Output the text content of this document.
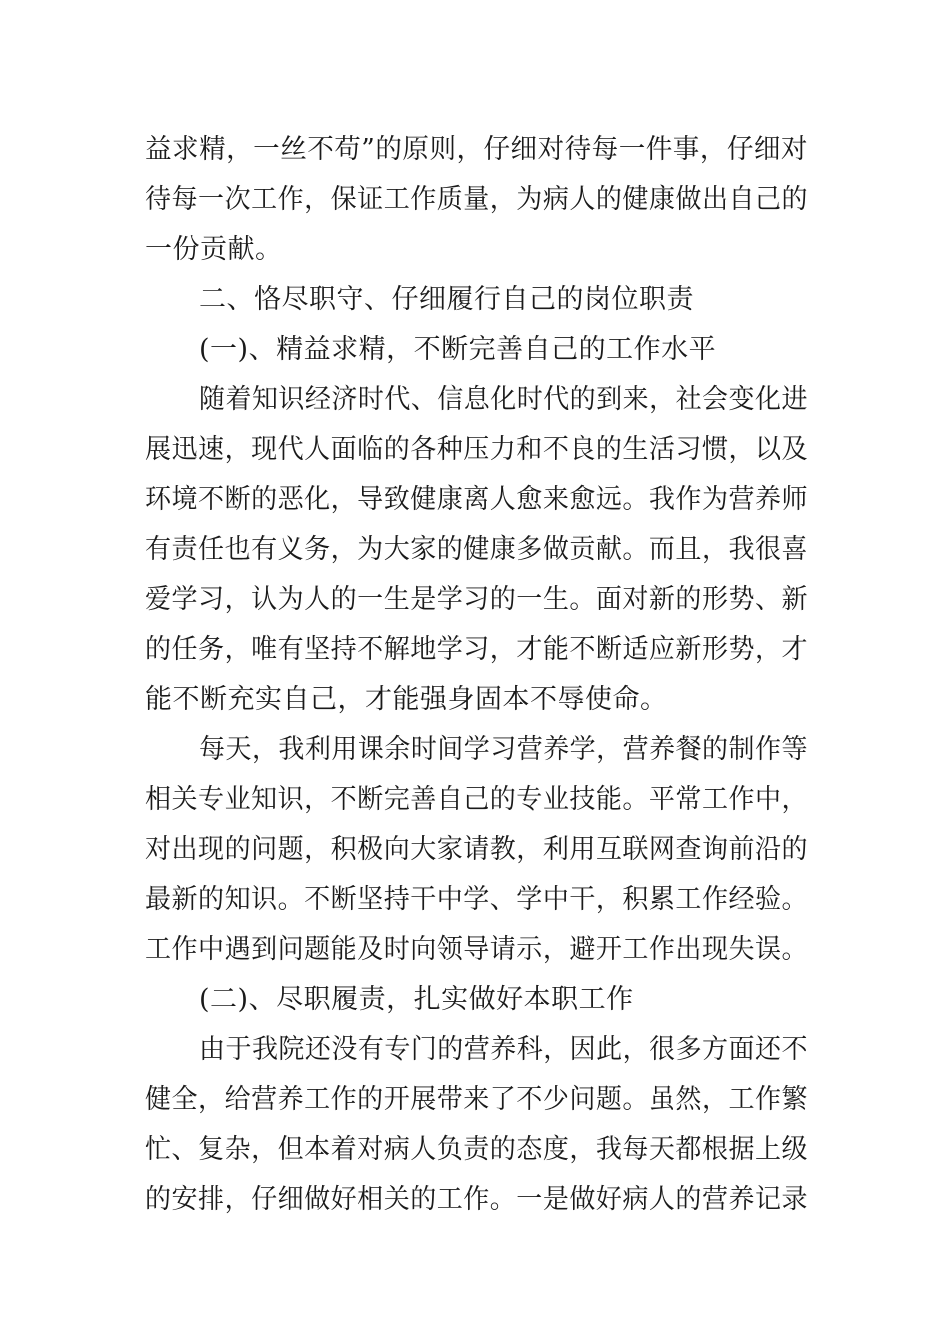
益求精，一丝不苟”的原则，仔细对待每一件事，仔细对
待每一次工作，保证工作质量，为病人的健康做出自己的
一份贡献。
二、恪尽职守、仔细履行自己的岗位职责
(一)、精益求精，不断完善自己的工作水平
随着知识经济时代、信息化时代的到来，社会变化进
展迅速，现代人面临的各种压力和不良的生活习惯，以及
环境不断的恶化，导致健康离人愈来愈远。我作为营养师
有责任也有义务，为大家的健康多做贡献。而且，我很喜
爱学习，认为人的一生是学习的一生。面对新的形势、新
的任务，唯有坚持不解地学习，才能不断适应新形势，才
能不断充实自己，才能强身固本不辱使命。
每天，我利用课余时间学习营养学，营养餐的制作等
相关专业知识，不断完善自己的专业技能。平常工作中，
对出现的问题，积极向大家请教，利用互联网查询前沿的
最新的知识。不断坚持干中学、学中干，积累工作经验。
工作中遇到问题能及时向领导请示，避开工作出现失误。
(二)、尽职履责，扎实做好本职工作
由于我院还没有专门的营养科，因此，很多方面还不
健全，给营养工作的开展带来了不少问题。虽然，工作繁
忙、复杂，但本着对病人负责的态度，我每天都根据上级
的安排，仔细做好相关的工作。一是做好病人的营养记录
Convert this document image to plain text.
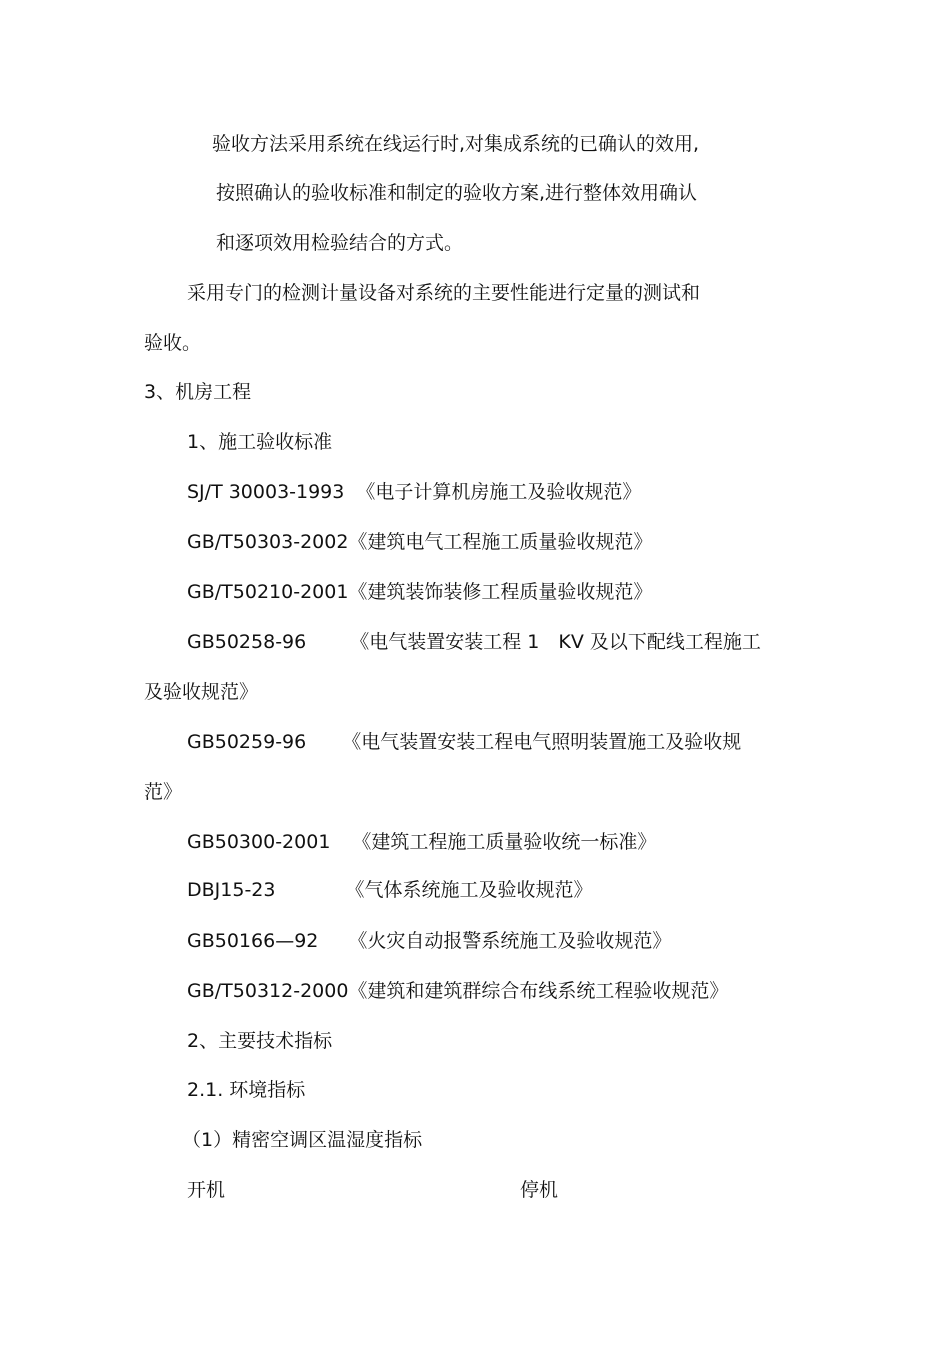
验收方法采用系统在线运行时,对集成系统的已确认的效用,
按照确认的验收标准和制定的验收方案,进行整体效用确认
和逐项效用检验结合的方式。
采用专门的检测计量设备对系统的主要性能进行定量的测试和
验收。
3、机房工程
1、施工验收标准
SJ/T 30003-1993 《电子计算机房施工及验收规范》
GB/T50303-2002《建筑电气工程施工质量验收规范》
GB/T50210-2001《建筑装饰装修工程质量验收规范》
GB50258-96 《电气装置安装工程 1　KV 及以下配线工程施工
及验收规范》
GB50259-96 《电气装置安装工程电气照明装置施工及验收规
范》
GB50300-2001 《建筑工程施工质量验收统一标准》
DBJ15-23	《气体系统施工及验收规范》
GB50166—92 《火灾自动报警系统施工及验收规范》
GB/T50312-2000《建筑和建筑群综合布线系统工程验收规范》
2、主要技术指标
2.1. 环境指标
（1）精密空调区温湿度指标
开机	停机
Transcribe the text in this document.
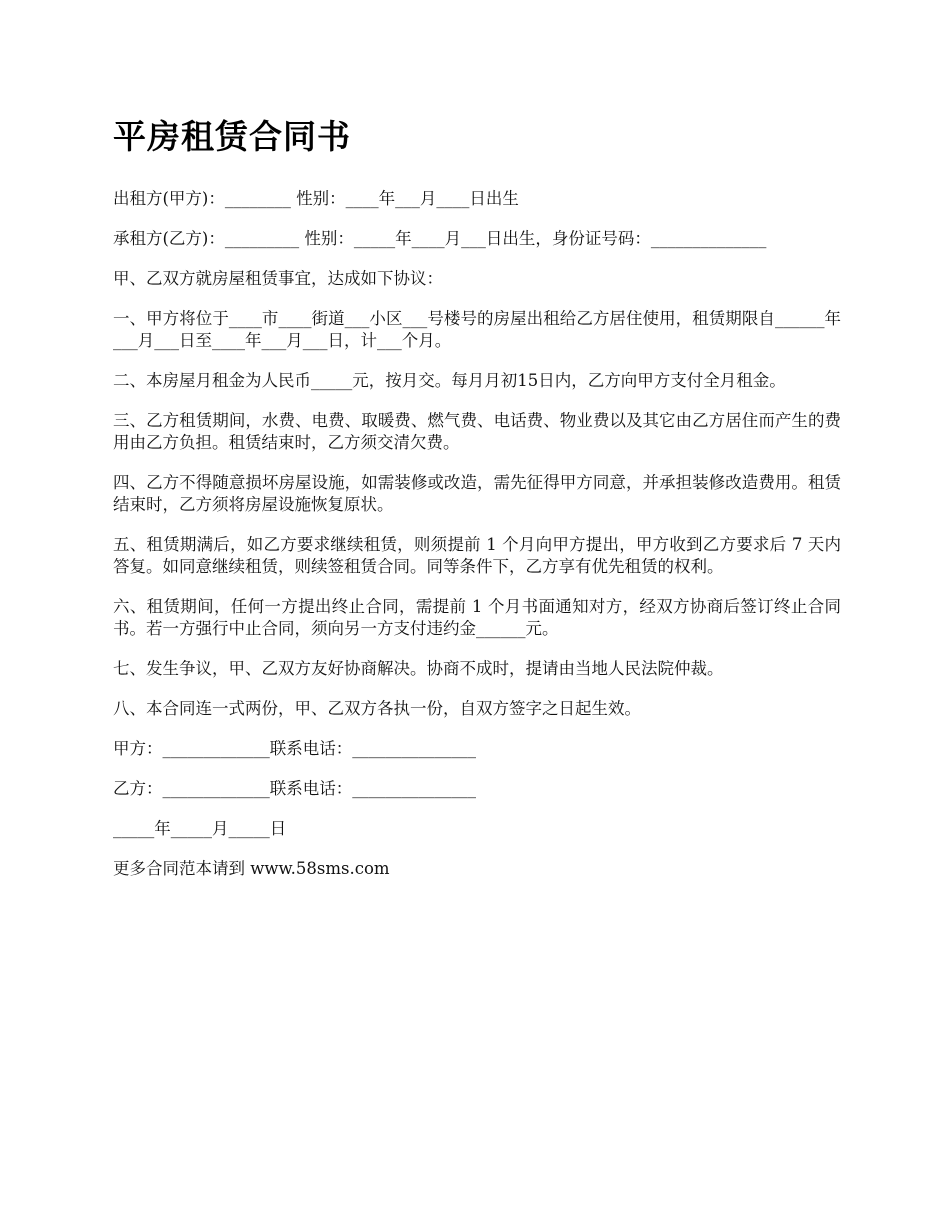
平房租赁合同书

出租方(甲方)：________ 性别：____年___月____日出生

承租方(乙方)：_________ 性别：_____年____月___日出生，身份证号码：______________

甲、乙双方就房屋租赁事宜，达成如下协议：

一、甲方将位于____市____街道___小区___号楼号的房屋出租给乙方居住使用，租赁期限自______年___月___日至____年___月___日，计___个月。

二、本房屋月租金为人民币_____元，按月交。每月月初15日内，乙方向甲方支付全月租金。

三、乙方租赁期间，水费、电费、取暖费、燃气费、电话费、物业费以及其它由乙方居住而产生的费用由乙方负担。租赁结束时，乙方须交清欠费。

四、乙方不得随意损坏房屋设施，如需装修或改造，需先征得甲方同意，并承担装修改造费用。租赁结束时，乙方须将房屋设施恢复原状。

五、租赁期满后，如乙方要求继续租赁，则须提前 1 个月向甲方提出，甲方收到乙方要求后 7 天内答复。如同意继续租赁，则续签租赁合同。同等条件下，乙方享有优先租赁的权利。

六、租赁期间，任何一方提出终止合同，需提前 1 个月书面通知对方，经双方协商后签订终止合同书。若一方强行中止合同，须向另一方支付违约金______元。

七、发生争议，甲、乙双方友好协商解决。协商不成时，提请由当地人民法院仲裁。

八、本合同连一式两份，甲、乙双方各执一份，自双方签字之日起生效。

甲方：_____________联系电话：_______________

乙方：_____________联系电话：_______________

_____年_____月_____日

更多合同范本请到 www.58sms.com
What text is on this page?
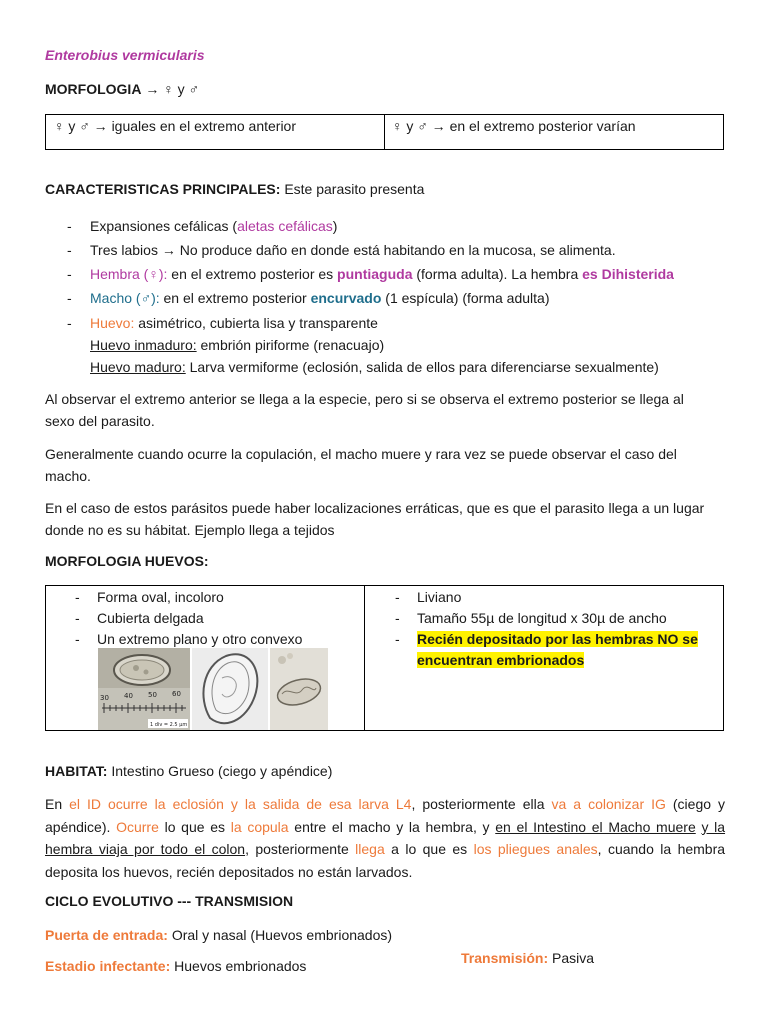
Enterobius vermicularis
MORFOLOGIA → ♀ y ♂
♀ y ♂ → iguales en el extremo anterior	♀ y ♂ → en el extremo posterior varían
CARACTERISTICAS PRINCIPALES: Este parasito presenta
- Expansiones cefálicas (aletas cefálicas)
- Tres labios → No produce daño en donde está habitando en la mucosa, se alimenta.
- Hembra (♀): en el extremo posterior es puntiaguda (forma adulta). La hembra es Dihisterida
- Macho (♂): en el extremo posterior encurvado (1 espícula) (forma adulta)
- Huevo: asimétrico, cubierta lisa y transparente
Huevo inmaduro: embrión piriforme (renacuajo)
Huevo maduro: Larva vermiforme (eclosión, salida de ellos para diferenciarse sexualmente)

Al observar el extremo anterior se llega a la especie, pero si se observa el extremo posterior se llega al sexo del parasito.

Generalmente cuando ocurre la copulación, el macho muere y rara vez se puede observar el caso del macho.

En el caso de estos parásitos puede haber localizaciones erráticas, que es que el parasito llega a un lugar donde no es su hábitat. Ejemplo llega a tejidos

MORFOLOGIA HUEVOS:
- Forma oval, incoloro
- Cubierta delgada
- Un extremo plano y otro convexo
30 40 50 60
1 div = 2.5 µm
- Liviano
- Tamaño 55µ de longitud x 30µ de ancho
- Recién depositado por las hembras NO se
encuentran embrionados
HABITAT: Intestino Grueso (ciego y apéndice)

En el ID ocurre la eclosión y la salida de esa larva L4, posteriormente ella va a colonizar IG (ciego y apéndice). Ocurre lo que es la copula entre el macho y la hembra, y en el Intestino el Macho muere y la hembra viaja por todo el colon, posteriormente llega a lo que es los pliegues anales, cuando la hembra deposita los huevos, recién depositados no están larvados.

CICLO EVOLUTIVO --- TRANSMISION
Puerta de entrada: Oral y nasal (Huevos embrionados)
Transmisión: Pasiva
Estadio infectante: Huevos embrionados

** Problem to work on **
Print the whole listing above once more, word for word, without its pictures.

** Solution for this task **
Output the text content of this document.
益求精，一丝不苟”的原则，仔细对待每一件事，仔细对
待每一次工作，保证工作质量，为病人的健康做出自己的
一份贡献。
二、恪尽职守、仔细履行自己的岗位职责
(一)、精益求精，不断完善自己的工作水平
随着知识经济时代、信息化时代的到来，社会变化进
展迅速，现代人面临的各种压力和不良的生活习惯，以及
环境不断的恶化，导致健康离人愈来愈远。我作为营养师
有责任也有义务，为大家的健康多做贡献。而且，我很喜
爱学习，认为人的一生是学习的一生。面对新的形势、新
的任务，唯有坚持不解地学习，才能不断适应新形势，才
能不断充实自己，才能强身固本不辱使命。
每天，我利用课余时间学习营养学，营养餐的制作等
相关专业知识，不断完善自己的专业技能。平常工作中，
对出现的问题，积极向大家请教，利用互联网查询前沿的
最新的知识。不断坚持干中学、学中干，积累工作经验。
工作中遇到问题能及时向领导请示，避开工作出现失误。
(二)、尽职履责，扎实做好本职工作
由于我院还没有专门的营养科，因此，很多方面还不
健全，给营养工作的开展带来了不少问题。虽然，工作繁
忙、复杂，但本着对病人负责的态度，我每天都根据上级
的安排，仔细做好相关的工作。一是做好病人的营养记录
Convert this document image to plain text.
验收方法采用系统在线运行时,对集成系统的已确认的效用,
按照确认的验收标准和制定的验收方案,进行整体效用确认
和逐项效用检验结合的方式。
采用专门的检测计量设备对系统的主要性能进行定量的测试和
验收。
3、机房工程
1、施工验收标准
SJ/T 30003-1993 《电子计算机房施工及验收规范》
GB/T50303-2002《建筑电气工程施工质量验收规范》
GB/T50210-2001《建筑装饰装修工程质量验收规范》
GB50258-96 《电气装置安装工程 1　KV 及以下配线工程施工
及验收规范》
GB50259-96 《电气装置安装工程电气照明装置施工及验收规
范》
GB50300-2001 《建筑工程施工质量验收统一标准》
DBJ15-23	《气体系统施工及验收规范》
GB50166—92 《火灾自动报警系统施工及验收规范》
GB/T50312-2000《建筑和建筑群综合布线系统工程验收规范》
2、主要技术指标
2.1. 环境指标
（1）精密空调区温湿度指标
开机	停机
Transcribe the text in this document.
平房租赁合同书

出租方(甲方)：________ 性别：____年___月____日出生

承租方(乙方)：_________ 性别：_____年____月___日出生，身份证号码：______________

甲、乙双方就房屋租赁事宜，达成如下协议：

一、甲方将位于____市____街道___小区___号楼号的房屋出租给乙方居住使用，租赁期限自______年___月___日至____年___月___日，计___个月。

二、本房屋月租金为人民币_____元，按月交。每月月初15日内，乙方向甲方支付全月租金。

三、乙方租赁期间，水费、电费、取暖费、燃气费、电话费、物业费以及其它由乙方居住而产生的费用由乙方负担。租赁结束时，乙方须交清欠费。

四、乙方不得随意损坏房屋设施，如需装修或改造，需先征得甲方同意，并承担装修改造费用。租赁结束时，乙方须将房屋设施恢复原状。

五、租赁期满后，如乙方要求继续租赁，则须提前 1 个月向甲方提出，甲方收到乙方要求后 7 天内答复。如同意继续租赁，则续签租赁合同。同等条件下，乙方享有优先租赁的权利。

六、租赁期间，任何一方提出终止合同，需提前 1 个月书面通知对方，经双方协商后签订终止合同书。若一方强行中止合同，须向另一方支付违约金______元。

七、发生争议，甲、乙双方友好协商解决。协商不成时，提请由当地人民法院仲裁。

八、本合同连一式两份，甲、乙双方各执一份，自双方签字之日起生效。

甲方：_____________联系电话：_______________

乙方：_____________联系电话：_______________

_____年_____月_____日

更多合同范本请到 www.58sms.com
What text is on this page?
Enterobius vermicularis
MORFOLOGIA → ♀ y ♂
♀ y ♂ → iguales en el extremo anterior	♀ y ♂ → en el extremo posterior varían
CARACTERISTICAS PRINCIPALES: Este parasito presenta
- Expansiones cefálicas (aletas cefálicas)
- Tres labios → No produce daño en donde está habitando en la mucosa, se alimenta.
- Hembra (♀): en el extremo posterior es puntiaguda (forma adulta). La hembra es Dihisterida
- Macho (♂): en el extremo posterior encurvado (1 espícula) (forma adulta)
- Huevo: asimétrico, cubierta lisa y transparente
Huevo inmaduro: embrión piriforme (renacuajo)
Huevo maduro: Larva vermiforme (eclosión, salida de ellos para diferenciarse sexualmente)

Al observar el extremo anterior se llega a la especie, pero si se observa el extremo posterior se llega al sexo del parasito.

Generalmente cuando ocurre la copulación, el macho muere y rara vez se puede observar el caso del macho.

En el caso de estos parásitos puede haber localizaciones erráticas, que es que el parasito llega a un lugar donde no es su hábitat. Ejemplo llega a tejidos

MORFOLOGIA HUEVOS:
- Forma oval, incoloro
- Cubierta delgada
- Un extremo plano y otro convexo
30 40 50 60
1 div = 2.5 µm
- Liviano
- Tamaño 55µ de longitud x 30µ de ancho
- Recién depositado por las hembras NO se
encuentran embrionados
HABITAT: Intestino Grueso (ciego y apéndice)

En el ID ocurre la eclosión y la salida de esa larva L4, posteriormente ella va a colonizar IG (ciego y apéndice). Ocurre lo que es la copula entre el macho y la hembra, y en el Intestino el Macho muere y la hembra viaja por todo el colon, posteriormente llega a lo que es los pliegues anales, cuando la hembra deposita los huevos, recién depositados no están larvados.

CICLO EVOLUTIVO --- TRANSMISION
Puerta de entrada: Oral y nasal (Huevos embrionados)
Transmisión: Pasiva
Estadio infectante: Huevos embrionados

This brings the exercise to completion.